• [Goal] All records must be quoted exactly. Omit the pictures.

════════════════

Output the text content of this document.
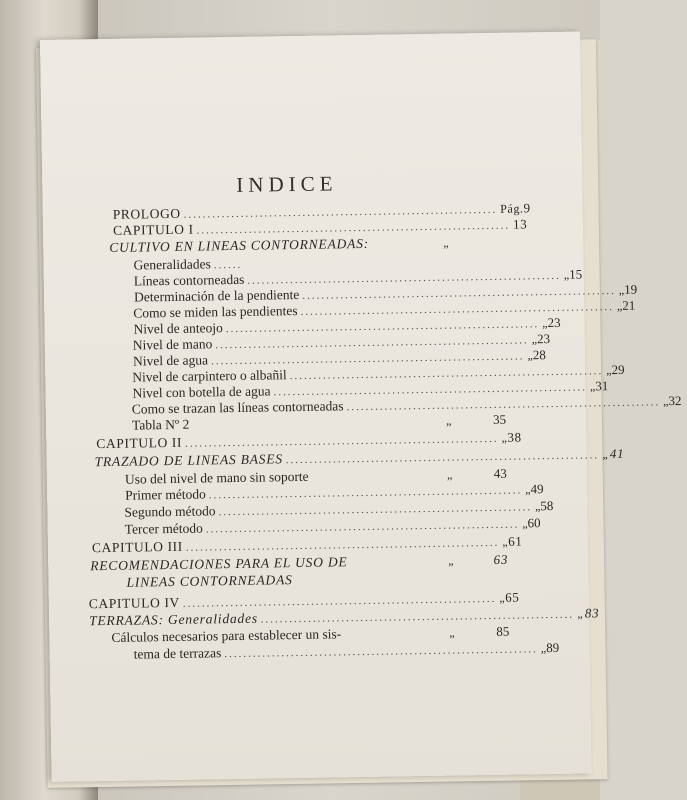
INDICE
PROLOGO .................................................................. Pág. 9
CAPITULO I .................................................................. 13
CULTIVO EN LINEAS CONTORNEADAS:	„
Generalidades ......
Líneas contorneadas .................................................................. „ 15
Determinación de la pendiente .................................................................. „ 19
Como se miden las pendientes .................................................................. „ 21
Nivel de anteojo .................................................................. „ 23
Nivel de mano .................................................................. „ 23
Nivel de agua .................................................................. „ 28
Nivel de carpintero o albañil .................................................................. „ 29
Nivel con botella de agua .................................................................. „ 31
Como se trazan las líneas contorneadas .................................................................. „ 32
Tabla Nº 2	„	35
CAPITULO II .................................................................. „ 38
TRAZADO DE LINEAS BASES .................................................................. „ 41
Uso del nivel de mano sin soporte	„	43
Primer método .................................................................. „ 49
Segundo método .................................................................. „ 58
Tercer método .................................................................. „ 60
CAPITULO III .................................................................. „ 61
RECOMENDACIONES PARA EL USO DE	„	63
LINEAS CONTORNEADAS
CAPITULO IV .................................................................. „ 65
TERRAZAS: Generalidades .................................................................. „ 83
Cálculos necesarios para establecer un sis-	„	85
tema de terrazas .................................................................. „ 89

════════════════

• [Task response]
Output the text content of this document.
INDICE
PROLOGO .................................................................. Pág. 9
CAPITULO I .................................................................. 13
CULTIVO EN LINEAS CONTORNEADAS:	„
Generalidades ......
Líneas contorneadas .................................................................. „ 15
Determinación de la pendiente .................................................................. „ 19
Como se miden las pendientes .................................................................. „ 21
Nivel de anteojo .................................................................. „ 23
Nivel de mano .................................................................. „ 23
Nivel de agua .................................................................. „ 28
Nivel de carpintero o albañil .................................................................. „ 29
Nivel con botella de agua .................................................................. „ 31
Como se trazan las líneas contorneadas .................................................................. „ 32
Tabla Nº 2	„	35
CAPITULO II .................................................................. „ 38
TRAZADO DE LINEAS BASES .................................................................. „ 41
Uso del nivel de mano sin soporte	„	43
Primer método .................................................................. „ 49
Segundo método .................................................................. „ 58
Tercer método .................................................................. „ 60
CAPITULO III .................................................................. „ 61
RECOMENDACIONES PARA EL USO DE	„	63
LINEAS CONTORNEADAS
CAPITULO IV .................................................................. „ 65
TERRAZAS: Generalidades .................................................................. „ 83
Cálculos necesarios para establecer un sis-	„	85
tema de terrazas .................................................................. „ 89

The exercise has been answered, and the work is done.